> [EXERCISE GOAL] Return the records, each one exactly as written.

__________________________________________________

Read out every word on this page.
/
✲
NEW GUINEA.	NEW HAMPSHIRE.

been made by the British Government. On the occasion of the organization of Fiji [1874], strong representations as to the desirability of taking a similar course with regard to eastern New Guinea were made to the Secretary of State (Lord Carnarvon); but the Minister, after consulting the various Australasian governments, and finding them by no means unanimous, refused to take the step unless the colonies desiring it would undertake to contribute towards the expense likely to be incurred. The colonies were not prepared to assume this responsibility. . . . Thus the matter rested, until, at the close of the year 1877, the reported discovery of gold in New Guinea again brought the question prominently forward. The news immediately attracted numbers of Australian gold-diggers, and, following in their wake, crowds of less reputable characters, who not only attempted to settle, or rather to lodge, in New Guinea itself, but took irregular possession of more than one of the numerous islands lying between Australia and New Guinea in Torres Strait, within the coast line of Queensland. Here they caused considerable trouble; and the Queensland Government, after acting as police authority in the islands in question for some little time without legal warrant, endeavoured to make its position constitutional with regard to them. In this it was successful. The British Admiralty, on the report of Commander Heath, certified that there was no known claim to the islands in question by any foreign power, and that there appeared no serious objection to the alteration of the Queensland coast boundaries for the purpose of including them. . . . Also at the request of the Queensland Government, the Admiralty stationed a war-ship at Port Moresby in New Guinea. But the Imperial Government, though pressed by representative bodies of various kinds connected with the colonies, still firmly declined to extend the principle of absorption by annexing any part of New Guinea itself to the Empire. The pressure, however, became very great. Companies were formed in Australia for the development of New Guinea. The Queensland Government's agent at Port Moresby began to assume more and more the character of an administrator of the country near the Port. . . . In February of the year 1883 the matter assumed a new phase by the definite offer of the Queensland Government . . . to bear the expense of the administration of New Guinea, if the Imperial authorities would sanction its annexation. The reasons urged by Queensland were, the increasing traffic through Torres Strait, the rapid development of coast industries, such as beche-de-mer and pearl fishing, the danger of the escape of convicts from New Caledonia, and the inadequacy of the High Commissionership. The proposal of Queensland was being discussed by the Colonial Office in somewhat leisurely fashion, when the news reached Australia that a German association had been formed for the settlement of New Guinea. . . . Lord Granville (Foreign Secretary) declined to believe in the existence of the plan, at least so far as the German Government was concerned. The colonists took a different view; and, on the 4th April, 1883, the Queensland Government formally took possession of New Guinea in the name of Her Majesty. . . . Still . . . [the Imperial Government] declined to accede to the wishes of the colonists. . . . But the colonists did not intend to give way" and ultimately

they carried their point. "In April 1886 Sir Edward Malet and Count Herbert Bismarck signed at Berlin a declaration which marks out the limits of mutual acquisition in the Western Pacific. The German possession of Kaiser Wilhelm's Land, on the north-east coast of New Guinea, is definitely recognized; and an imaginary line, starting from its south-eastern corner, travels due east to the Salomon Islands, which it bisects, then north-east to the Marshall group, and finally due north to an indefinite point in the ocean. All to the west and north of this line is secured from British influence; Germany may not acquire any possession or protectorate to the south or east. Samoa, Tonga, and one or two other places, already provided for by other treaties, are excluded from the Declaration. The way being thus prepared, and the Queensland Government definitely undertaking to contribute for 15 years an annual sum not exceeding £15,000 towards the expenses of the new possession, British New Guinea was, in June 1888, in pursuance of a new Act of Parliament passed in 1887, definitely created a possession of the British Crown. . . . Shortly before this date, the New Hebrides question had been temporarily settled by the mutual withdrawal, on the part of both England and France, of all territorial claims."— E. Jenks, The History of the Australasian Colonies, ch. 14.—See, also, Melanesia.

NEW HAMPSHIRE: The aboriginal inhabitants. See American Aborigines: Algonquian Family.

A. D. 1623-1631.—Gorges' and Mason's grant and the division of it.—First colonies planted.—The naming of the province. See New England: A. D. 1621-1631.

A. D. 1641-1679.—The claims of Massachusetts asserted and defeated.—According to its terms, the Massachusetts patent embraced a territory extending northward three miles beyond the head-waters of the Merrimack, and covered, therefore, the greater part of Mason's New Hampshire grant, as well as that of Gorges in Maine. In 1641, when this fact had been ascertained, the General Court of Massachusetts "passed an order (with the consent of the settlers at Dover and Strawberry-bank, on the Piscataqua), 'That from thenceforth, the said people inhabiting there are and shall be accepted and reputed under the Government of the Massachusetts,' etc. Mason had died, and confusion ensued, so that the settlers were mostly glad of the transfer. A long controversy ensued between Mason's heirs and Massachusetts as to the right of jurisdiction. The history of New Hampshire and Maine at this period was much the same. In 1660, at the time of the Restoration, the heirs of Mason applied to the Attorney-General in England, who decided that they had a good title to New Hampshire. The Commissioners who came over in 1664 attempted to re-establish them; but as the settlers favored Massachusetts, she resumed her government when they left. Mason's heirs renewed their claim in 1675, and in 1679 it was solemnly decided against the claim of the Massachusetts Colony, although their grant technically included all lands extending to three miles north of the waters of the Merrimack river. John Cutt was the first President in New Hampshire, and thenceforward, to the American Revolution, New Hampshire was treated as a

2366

__________________________________________________

> [RESULT OF THIS TASK]
Read out every word on this page.
/
✲
NEW GUINEA.	NEW HAMPSHIRE.

been made by the British Government. On the occasion of the organization of Fiji [1874], strong representations as to the desirability of taking a similar course with regard to eastern New Guinea were made to the Secretary of State (Lord Carnarvon); but the Minister, after consulting the various Australasian governments, and finding them by no means unanimous, refused to take the step unless the colonies desiring it would undertake to contribute towards the expense likely to be incurred. The colonies were not prepared to assume this responsibility. . . . Thus the matter rested, until, at the close of the year 1877, the reported discovery of gold in New Guinea again brought the question prominently forward. The news immediately attracted numbers of Australian gold-diggers, and, following in their wake, crowds of less reputable characters, who not only attempted to settle, or rather to lodge, in New Guinea itself, but took irregular possession of more than one of the numerous islands lying between Australia and New Guinea in Torres Strait, within the coast line of Queensland. Here they caused considerable trouble; and the Queensland Government, after acting as police authority in the islands in question for some little time without legal warrant, endeavoured to make its position constitutional with regard to them. In this it was successful. The British Admiralty, on the report of Commander Heath, certified that there was no known claim to the islands in question by any foreign power, and that there appeared no serious objection to the alteration of the Queensland coast boundaries for the purpose of including them. . . . Also at the request of the Queensland Government, the Admiralty stationed a war-ship at Port Moresby in New Guinea. But the Imperial Government, though pressed by representative bodies of various kinds connected with the colonies, still firmly declined to extend the principle of absorption by annexing any part of New Guinea itself to the Empire. The pressure, however, became very great. Companies were formed in Australia for the development of New Guinea. The Queensland Government's agent at Port Moresby began to assume more and more the character of an administrator of the country near the Port. . . . In February of the year 1883 the matter assumed a new phase by the definite offer of the Queensland Government . . . to bear the expense of the administration of New Guinea, if the Imperial authorities would sanction its annexation. The reasons urged by Queensland were, the increasing traffic through Torres Strait, the rapid development of coast industries, such as beche-de-mer and pearl fishing, the danger of the escape of convicts from New Caledonia, and the inadequacy of the High Commissionership. The proposal of Queensland was being discussed by the Colonial Office in somewhat leisurely fashion, when the news reached Australia that a German association had been formed for the settlement of New Guinea. . . . Lord Granville (Foreign Secretary) declined to believe in the existence of the plan, at least so far as the German Government was concerned. The colonists took a different view; and, on the 4th April, 1883, the Queensland Government formally took possession of New Guinea in the name of Her Majesty. . . . Still . . . [the Imperial Government] declined to accede to the wishes of the colonists. . . . But the colonists did not intend to give way" and ultimately

they carried their point. "In April 1886 Sir Edward Malet and Count Herbert Bismarck signed at Berlin a declaration which marks out the limits of mutual acquisition in the Western Pacific. The German possession of Kaiser Wilhelm's Land, on the north-east coast of New Guinea, is definitely recognized; and an imaginary line, starting from its south-eastern corner, travels due east to the Salomon Islands, which it bisects, then north-east to the Marshall group, and finally due north to an indefinite point in the ocean. All to the west and north of this line is secured from British influence; Germany may not acquire any possession or protectorate to the south or east. Samoa, Tonga, and one or two other places, already provided for by other treaties, are excluded from the Declaration. The way being thus prepared, and the Queensland Government definitely undertaking to contribute for 15 years an annual sum not exceeding £15,000 towards the expenses of the new possession, British New Guinea was, in June 1888, in pursuance of a new Act of Parliament passed in 1887, definitely created a possession of the British Crown. . . . Shortly before this date, the New Hebrides question had been temporarily settled by the mutual withdrawal, on the part of both England and France, of all territorial claims."— E. Jenks, The History of the Australasian Colonies, ch. 14.—See, also, Melanesia.

NEW HAMPSHIRE: The aboriginal inhabitants. See American Aborigines: Algonquian Family.

A. D. 1623-1631.—Gorges' and Mason's grant and the division of it.—First colonies planted.—The naming of the province. See New England: A. D. 1621-1631.

A. D. 1641-1679.—The claims of Massachusetts asserted and defeated.—According to its terms, the Massachusetts patent embraced a territory extending northward three miles beyond the head-waters of the Merrimack, and covered, therefore, the greater part of Mason's New Hampshire grant, as well as that of Gorges in Maine. In 1641, when this fact had been ascertained, the General Court of Massachusetts "passed an order (with the consent of the settlers at Dover and Strawberry-bank, on the Piscataqua), 'That from thenceforth, the said people inhabiting there are and shall be accepted and reputed under the Government of the Massachusetts,' etc. Mason had died, and confusion ensued, so that the settlers were mostly glad of the transfer. A long controversy ensued between Mason's heirs and Massachusetts as to the right of jurisdiction. The history of New Hampshire and Maine at this period was much the same. In 1660, at the time of the Restoration, the heirs of Mason applied to the Attorney-General in England, who decided that they had a good title to New Hampshire. The Commissioners who came over in 1664 attempted to re-establish them; but as the settlers favored Massachusetts, she resumed her government when they left. Mason's heirs renewed their claim in 1675, and in 1679 it was solemnly decided against the claim of the Massachusetts Colony, although their grant technically included all lands extending to three miles north of the waters of the Merrimack river. John Cutt was the first President in New Hampshire, and thenceforward, to the American Revolution, New Hampshire was treated as a

2366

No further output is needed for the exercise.